--- begin Task material ---
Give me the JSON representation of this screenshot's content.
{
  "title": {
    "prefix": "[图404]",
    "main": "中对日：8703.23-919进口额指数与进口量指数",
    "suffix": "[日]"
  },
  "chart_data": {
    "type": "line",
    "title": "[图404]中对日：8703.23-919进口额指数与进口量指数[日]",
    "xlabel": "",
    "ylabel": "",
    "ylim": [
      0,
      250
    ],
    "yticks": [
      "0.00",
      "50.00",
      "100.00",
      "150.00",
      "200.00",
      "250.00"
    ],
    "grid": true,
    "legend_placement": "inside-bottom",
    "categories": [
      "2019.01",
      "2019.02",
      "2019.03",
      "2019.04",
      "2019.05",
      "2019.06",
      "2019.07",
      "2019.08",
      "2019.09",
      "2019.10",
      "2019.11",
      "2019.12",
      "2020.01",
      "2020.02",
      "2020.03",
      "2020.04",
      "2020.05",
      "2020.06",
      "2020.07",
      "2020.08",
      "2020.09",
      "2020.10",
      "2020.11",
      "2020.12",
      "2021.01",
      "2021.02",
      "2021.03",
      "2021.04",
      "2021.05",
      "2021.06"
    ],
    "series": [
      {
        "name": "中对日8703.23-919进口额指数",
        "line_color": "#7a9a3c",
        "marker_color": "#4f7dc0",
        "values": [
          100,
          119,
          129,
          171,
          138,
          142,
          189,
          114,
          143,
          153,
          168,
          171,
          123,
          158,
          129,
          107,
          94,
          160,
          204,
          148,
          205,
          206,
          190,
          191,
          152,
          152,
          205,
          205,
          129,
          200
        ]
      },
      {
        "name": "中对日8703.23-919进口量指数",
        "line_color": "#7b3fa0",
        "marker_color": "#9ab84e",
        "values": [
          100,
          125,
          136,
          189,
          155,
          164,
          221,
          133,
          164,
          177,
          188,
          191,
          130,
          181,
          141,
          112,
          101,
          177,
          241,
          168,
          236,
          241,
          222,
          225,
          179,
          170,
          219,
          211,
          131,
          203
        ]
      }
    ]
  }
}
--- end Task material ---
--- begin Task material ---
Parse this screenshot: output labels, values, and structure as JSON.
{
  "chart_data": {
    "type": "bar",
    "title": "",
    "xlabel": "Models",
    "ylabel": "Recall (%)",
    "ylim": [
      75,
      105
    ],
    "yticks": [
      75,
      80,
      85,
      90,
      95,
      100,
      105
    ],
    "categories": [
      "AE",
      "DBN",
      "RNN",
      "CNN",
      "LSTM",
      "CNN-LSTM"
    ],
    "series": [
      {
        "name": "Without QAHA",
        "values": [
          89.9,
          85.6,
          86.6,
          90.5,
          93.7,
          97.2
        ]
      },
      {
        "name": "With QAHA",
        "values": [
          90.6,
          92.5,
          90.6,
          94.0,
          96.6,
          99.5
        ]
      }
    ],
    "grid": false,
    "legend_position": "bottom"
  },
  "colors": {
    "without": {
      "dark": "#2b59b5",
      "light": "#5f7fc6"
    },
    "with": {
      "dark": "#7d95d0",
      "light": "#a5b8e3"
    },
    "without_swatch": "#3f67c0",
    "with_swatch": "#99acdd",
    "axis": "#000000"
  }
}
--- end Task material ---
--- begin Task material ---
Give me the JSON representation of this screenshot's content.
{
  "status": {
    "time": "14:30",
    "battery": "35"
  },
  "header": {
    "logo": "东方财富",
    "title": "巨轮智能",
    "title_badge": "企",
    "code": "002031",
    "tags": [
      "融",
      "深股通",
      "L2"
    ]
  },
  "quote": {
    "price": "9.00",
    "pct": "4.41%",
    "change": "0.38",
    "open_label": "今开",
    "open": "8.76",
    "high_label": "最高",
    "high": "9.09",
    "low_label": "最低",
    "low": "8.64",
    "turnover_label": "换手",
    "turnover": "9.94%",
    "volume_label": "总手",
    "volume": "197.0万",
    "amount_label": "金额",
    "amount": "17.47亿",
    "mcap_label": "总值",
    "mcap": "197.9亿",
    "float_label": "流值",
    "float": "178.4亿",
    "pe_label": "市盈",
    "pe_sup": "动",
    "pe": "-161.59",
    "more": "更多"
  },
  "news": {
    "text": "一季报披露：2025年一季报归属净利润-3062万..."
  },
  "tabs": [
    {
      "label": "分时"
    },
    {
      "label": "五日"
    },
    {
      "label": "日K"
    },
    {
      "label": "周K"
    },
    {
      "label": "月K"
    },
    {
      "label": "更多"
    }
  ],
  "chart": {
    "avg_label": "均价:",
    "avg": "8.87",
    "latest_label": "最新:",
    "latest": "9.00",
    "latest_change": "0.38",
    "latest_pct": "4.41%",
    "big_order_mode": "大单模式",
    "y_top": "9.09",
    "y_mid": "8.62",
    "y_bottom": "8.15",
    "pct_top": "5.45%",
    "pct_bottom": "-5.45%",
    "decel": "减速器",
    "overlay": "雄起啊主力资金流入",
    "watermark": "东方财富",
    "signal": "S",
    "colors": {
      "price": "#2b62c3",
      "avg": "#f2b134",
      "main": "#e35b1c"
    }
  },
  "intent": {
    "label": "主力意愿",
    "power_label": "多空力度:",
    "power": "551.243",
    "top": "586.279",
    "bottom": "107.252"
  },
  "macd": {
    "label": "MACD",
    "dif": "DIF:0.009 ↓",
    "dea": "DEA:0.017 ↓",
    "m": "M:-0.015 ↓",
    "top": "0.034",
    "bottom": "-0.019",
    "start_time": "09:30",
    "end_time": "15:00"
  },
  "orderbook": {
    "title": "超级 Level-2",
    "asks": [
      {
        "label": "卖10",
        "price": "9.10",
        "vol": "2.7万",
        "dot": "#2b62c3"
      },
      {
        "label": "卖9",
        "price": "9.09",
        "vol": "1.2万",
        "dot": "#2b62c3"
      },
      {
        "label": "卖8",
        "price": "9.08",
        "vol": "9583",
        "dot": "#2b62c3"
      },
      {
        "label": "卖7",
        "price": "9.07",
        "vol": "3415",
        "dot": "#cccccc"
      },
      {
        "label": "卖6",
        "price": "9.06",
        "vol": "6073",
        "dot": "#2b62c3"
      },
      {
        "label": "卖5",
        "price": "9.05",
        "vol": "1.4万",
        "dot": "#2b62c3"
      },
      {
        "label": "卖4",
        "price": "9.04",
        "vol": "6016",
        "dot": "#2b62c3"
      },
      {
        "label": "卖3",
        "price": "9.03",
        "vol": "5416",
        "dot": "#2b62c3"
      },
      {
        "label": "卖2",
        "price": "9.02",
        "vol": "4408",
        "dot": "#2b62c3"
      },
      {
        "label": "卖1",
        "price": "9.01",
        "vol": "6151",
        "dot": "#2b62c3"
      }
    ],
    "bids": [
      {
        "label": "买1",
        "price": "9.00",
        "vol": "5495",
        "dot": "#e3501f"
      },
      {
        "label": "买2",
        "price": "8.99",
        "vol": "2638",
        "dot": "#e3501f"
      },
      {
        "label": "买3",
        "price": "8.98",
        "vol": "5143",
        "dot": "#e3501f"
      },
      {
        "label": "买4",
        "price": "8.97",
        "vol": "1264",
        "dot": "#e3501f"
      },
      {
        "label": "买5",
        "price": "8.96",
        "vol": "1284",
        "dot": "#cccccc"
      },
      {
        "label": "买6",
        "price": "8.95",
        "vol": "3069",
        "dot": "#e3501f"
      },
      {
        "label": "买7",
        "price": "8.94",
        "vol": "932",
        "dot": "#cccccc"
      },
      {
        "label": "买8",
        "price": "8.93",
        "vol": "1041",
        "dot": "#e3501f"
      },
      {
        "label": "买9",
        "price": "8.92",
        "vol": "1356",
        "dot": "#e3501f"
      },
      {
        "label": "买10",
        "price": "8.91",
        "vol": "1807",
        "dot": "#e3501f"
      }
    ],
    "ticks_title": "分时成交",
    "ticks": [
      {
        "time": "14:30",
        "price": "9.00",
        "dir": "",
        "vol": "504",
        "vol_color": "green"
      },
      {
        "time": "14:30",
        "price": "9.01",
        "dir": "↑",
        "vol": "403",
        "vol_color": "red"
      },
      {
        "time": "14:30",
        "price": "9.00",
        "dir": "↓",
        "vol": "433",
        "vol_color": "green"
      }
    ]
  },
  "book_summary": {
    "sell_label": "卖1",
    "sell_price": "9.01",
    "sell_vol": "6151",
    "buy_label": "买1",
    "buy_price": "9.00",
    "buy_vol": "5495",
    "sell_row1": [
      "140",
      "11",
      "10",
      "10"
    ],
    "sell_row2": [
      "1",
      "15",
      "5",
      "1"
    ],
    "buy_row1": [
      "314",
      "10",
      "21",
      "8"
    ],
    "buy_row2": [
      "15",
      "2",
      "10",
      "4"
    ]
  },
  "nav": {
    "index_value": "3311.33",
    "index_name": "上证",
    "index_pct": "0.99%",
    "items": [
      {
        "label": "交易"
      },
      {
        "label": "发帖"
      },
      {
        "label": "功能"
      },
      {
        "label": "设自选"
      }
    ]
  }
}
--- end Task material ---
→ **To do**: Isolate the lines above that contain the word "main" and copy them.

→ **Answer to the exercise**:
    "main": "中对日：8703.23-919进口额指数与进口量指数",
      "main": "#e35b1c"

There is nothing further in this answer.